::: MATERIAL FOR THIS EXERCISE

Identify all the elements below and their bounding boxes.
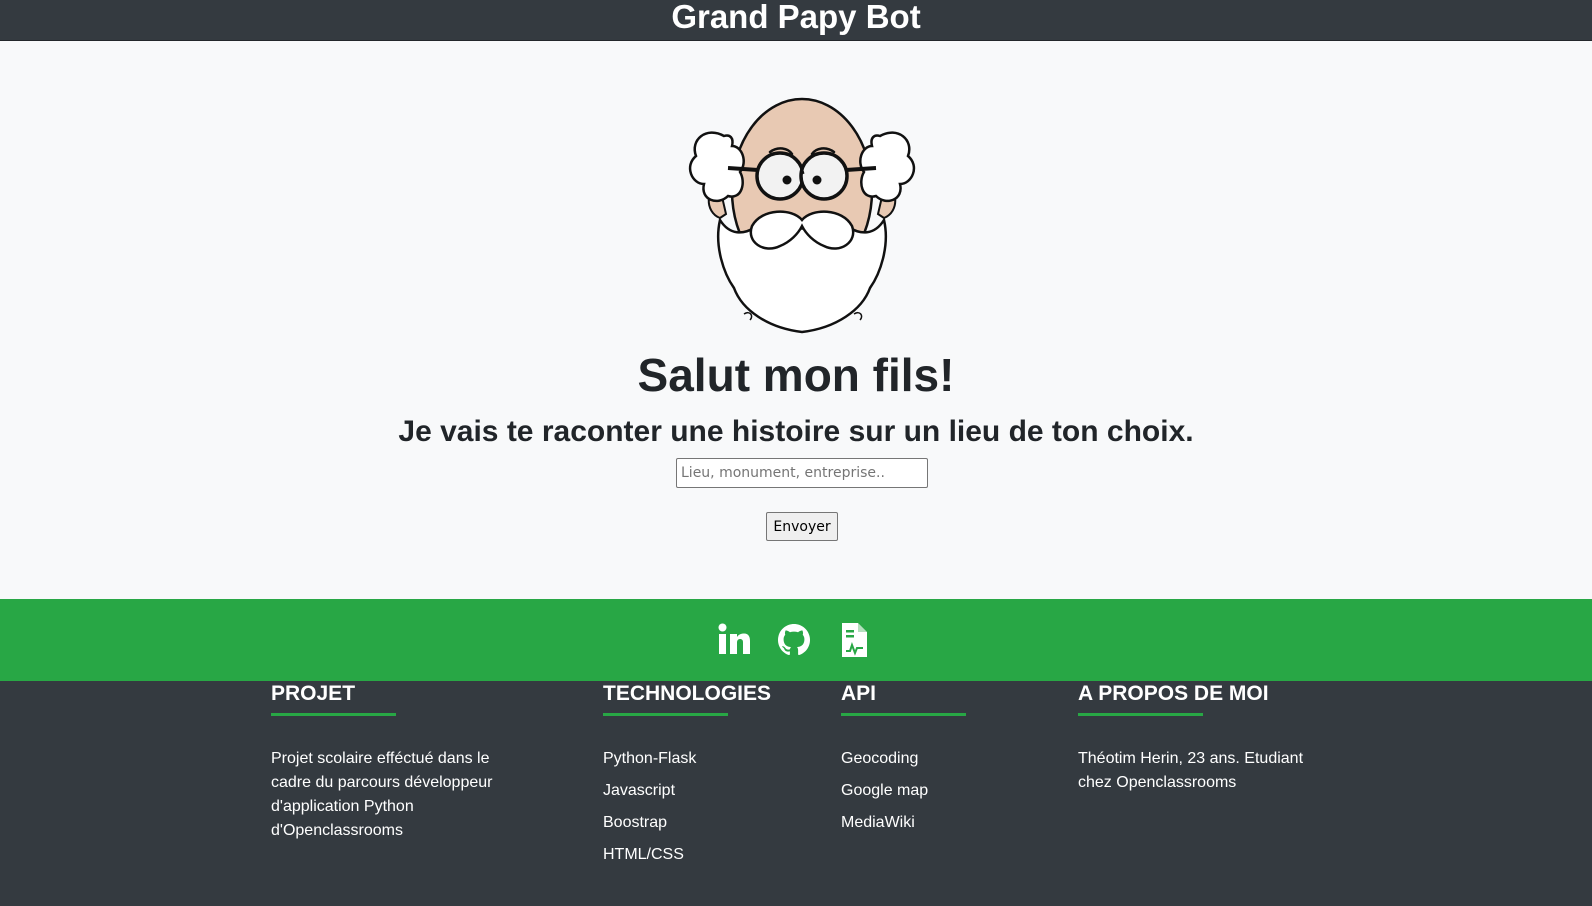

::::::
::: MATERIAL FOR THIS EXERCISE

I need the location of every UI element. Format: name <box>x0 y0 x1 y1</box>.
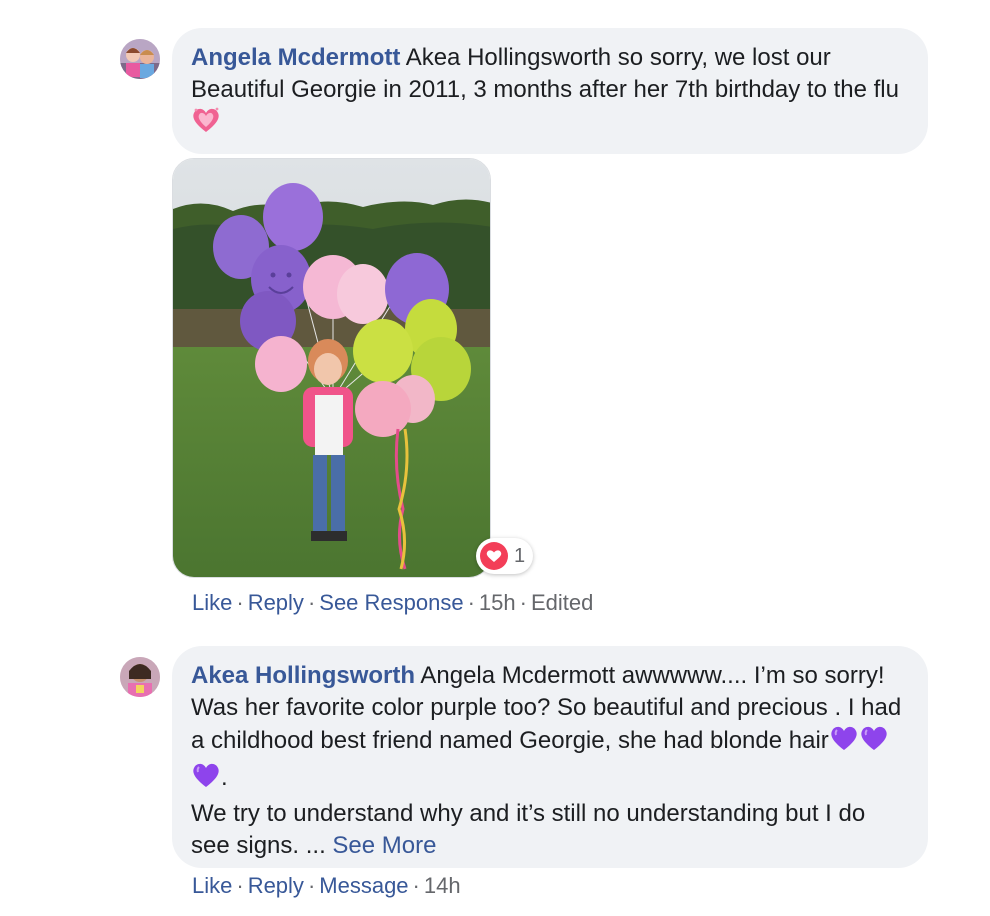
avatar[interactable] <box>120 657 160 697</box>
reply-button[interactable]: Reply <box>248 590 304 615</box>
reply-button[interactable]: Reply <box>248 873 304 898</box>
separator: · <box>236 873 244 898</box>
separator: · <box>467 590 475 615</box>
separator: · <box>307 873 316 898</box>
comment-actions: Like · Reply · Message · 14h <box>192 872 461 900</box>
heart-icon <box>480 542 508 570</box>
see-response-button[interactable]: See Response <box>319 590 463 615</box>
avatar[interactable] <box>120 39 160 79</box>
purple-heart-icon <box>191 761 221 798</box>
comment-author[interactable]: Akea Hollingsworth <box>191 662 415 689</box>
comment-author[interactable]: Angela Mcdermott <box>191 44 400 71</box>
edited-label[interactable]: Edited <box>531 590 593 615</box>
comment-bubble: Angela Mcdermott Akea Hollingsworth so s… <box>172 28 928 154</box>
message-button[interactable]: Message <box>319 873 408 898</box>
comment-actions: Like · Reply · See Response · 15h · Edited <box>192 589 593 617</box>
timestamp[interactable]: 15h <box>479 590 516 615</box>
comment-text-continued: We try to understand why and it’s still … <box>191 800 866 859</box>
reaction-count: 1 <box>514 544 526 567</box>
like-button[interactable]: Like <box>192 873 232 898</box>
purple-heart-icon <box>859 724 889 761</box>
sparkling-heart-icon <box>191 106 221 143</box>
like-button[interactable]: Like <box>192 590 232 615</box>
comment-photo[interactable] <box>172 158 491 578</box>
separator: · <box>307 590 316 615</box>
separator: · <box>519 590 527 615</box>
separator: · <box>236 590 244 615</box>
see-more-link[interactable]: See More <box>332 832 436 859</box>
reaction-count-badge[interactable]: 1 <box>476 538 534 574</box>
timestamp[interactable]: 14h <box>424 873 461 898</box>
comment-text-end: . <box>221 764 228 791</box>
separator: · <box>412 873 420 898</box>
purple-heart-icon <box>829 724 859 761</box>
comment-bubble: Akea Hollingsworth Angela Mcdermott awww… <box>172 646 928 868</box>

::::::

▸ **WHAT THE TASK ASKS**:
Copy out the entries word for word, beginning at the line that contains "I need the location" and stopping after the line that contains "purple-heart-icon <box>191 761 221 798</box>". Leave the pictures out of your answer.

▸ **REPLY**:
I need the location of every UI element. Format: name <box>x0 y0 x1 y1</box>.
avatar[interactable] <box>120 657 160 697</box>
reply-button[interactable]: Reply <box>248 590 304 615</box>
reply-button[interactable]: Reply <box>248 873 304 898</box>
separator: · <box>236 873 244 898</box>
separator: · <box>467 590 475 615</box>
separator: · <box>307 873 316 898</box>
comment-actions: Like · Reply · Message · 14h <box>192 872 461 900</box>
heart-icon <box>480 542 508 570</box>
see-response-button[interactable]: See Response <box>319 590 463 615</box>
avatar[interactable] <box>120 39 160 79</box>
purple-heart-icon <box>191 761 221 798</box>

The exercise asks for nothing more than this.